- _Study questions_:
a. In the forum post about the bitShares Voting DAC, what share of AGS to Angel Founders does the writer suggest?
b. Please extend the forum post about the bitShares Voting DAC past its final sentence.

- _Page excerpt_:
►

Let us say that I create a DAC. Let's call it bitShares Voting.
Now lets say that I am smart enough to realize the value proposition of my DAC honoring bitShares community members with a at least 10% to PTS and 10% to AGS. It would also potentially be a wonderful idea to find any "altcoin" out there that is doing work that I believe would significantly benefit the work I am doing on my DAC (perhaps a new protocol layer that would provide a secondary benefit to DPOS). Now let us say that BOINC is that layer...
Would it not be a beneficial idea increase the AGS % allotted to Angel Founders to 20%, and then accept PTS, Bitcoin and Gridcoin for AGS funding? Effectively, the DAC owner now owns 50% of the initial stake and the PTS, Bitcoin and Gridcoin communities have more market depth added over time as subsequent DACs feel obligated to honor these communities?

◄

- _Input data_:
►

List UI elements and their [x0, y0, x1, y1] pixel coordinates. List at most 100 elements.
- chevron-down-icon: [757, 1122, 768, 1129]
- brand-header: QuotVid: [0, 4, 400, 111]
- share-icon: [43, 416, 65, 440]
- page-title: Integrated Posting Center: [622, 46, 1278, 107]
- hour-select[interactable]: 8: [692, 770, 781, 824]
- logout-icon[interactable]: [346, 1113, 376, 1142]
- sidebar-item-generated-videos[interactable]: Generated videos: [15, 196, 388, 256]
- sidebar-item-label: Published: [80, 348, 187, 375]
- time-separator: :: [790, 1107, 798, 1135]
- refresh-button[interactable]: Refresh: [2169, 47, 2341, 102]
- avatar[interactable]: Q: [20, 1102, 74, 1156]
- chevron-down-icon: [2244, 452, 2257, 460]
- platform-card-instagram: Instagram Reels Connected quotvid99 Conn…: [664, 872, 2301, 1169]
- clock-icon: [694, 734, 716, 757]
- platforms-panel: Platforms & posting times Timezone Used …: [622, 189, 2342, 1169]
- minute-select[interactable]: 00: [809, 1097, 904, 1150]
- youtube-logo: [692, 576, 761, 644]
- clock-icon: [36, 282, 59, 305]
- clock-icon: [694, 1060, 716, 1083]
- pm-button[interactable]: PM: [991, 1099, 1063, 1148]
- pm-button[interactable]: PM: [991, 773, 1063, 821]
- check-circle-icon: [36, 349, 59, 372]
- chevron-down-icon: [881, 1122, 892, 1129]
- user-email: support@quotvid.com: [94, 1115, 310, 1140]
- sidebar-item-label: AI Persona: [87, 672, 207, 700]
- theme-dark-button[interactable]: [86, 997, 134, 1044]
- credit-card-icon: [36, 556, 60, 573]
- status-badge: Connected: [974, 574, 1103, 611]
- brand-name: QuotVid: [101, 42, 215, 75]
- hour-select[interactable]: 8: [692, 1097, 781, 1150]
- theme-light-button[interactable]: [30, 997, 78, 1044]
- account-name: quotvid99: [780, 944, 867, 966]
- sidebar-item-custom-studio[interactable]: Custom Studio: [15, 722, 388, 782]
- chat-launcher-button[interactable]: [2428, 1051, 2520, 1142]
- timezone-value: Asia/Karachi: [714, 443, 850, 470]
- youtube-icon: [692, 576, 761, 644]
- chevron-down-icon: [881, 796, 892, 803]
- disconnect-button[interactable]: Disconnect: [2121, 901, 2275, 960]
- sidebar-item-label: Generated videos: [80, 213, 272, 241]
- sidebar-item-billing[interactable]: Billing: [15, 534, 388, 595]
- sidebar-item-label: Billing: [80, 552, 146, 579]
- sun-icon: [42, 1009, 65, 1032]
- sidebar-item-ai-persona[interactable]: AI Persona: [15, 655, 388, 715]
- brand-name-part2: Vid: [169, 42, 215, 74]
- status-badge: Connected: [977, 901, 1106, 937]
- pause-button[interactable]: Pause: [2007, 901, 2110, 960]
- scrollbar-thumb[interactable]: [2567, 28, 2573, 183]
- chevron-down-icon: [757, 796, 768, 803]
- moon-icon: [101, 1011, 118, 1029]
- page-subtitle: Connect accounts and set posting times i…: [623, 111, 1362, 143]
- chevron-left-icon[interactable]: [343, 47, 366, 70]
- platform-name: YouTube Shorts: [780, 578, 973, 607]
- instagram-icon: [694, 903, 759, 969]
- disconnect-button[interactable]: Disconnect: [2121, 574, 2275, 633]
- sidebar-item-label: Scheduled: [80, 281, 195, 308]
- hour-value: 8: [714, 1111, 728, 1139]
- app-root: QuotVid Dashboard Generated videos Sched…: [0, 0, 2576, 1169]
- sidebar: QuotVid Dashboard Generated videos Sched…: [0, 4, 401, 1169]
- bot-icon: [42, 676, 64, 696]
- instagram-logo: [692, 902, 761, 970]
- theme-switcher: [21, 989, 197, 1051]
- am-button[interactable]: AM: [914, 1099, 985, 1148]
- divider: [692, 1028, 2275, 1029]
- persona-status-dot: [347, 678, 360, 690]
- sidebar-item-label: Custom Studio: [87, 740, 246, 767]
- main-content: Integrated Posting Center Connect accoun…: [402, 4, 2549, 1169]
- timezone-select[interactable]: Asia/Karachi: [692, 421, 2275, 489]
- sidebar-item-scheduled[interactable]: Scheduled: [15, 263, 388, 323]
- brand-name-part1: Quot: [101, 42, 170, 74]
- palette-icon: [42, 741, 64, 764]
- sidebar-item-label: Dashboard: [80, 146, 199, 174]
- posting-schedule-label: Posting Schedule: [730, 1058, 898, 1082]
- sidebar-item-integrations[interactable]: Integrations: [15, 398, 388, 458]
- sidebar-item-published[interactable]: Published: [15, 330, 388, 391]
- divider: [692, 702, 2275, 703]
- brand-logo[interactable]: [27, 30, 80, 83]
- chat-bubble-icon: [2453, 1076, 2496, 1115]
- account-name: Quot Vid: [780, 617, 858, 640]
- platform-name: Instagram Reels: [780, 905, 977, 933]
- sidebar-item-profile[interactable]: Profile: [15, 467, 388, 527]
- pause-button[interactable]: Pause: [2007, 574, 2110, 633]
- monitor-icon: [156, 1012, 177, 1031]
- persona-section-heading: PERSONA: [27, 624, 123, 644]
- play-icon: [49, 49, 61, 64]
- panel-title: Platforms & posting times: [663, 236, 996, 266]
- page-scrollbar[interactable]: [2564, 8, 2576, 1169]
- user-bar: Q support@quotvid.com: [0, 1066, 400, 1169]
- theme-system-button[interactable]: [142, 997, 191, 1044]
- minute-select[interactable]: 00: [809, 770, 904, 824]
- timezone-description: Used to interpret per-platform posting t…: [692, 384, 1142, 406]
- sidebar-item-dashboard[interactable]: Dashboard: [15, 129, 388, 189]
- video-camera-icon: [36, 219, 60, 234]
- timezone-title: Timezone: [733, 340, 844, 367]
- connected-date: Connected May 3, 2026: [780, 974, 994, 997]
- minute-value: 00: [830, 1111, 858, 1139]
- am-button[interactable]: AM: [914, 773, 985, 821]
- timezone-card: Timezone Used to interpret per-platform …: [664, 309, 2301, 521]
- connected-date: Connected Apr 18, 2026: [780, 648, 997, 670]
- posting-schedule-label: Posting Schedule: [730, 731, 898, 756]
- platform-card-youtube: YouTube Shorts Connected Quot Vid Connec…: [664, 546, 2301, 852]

◄

- _Answer section_:
a. 20%

b.
The addition of new altcoin communities that are doing legitimate work in the space will benefit because in order to purchase AGS in a cool new DAC, you must use one of a limited number of "coins"...which creates a greater need for those coins. This should mean that the value per coin would theoretically go up as demand increases while supply is essentially decreasing (held in an AGS fund). This would also serve to incentivize cross-beneficial work between "alt"coin communities. Gridcoin is just one example.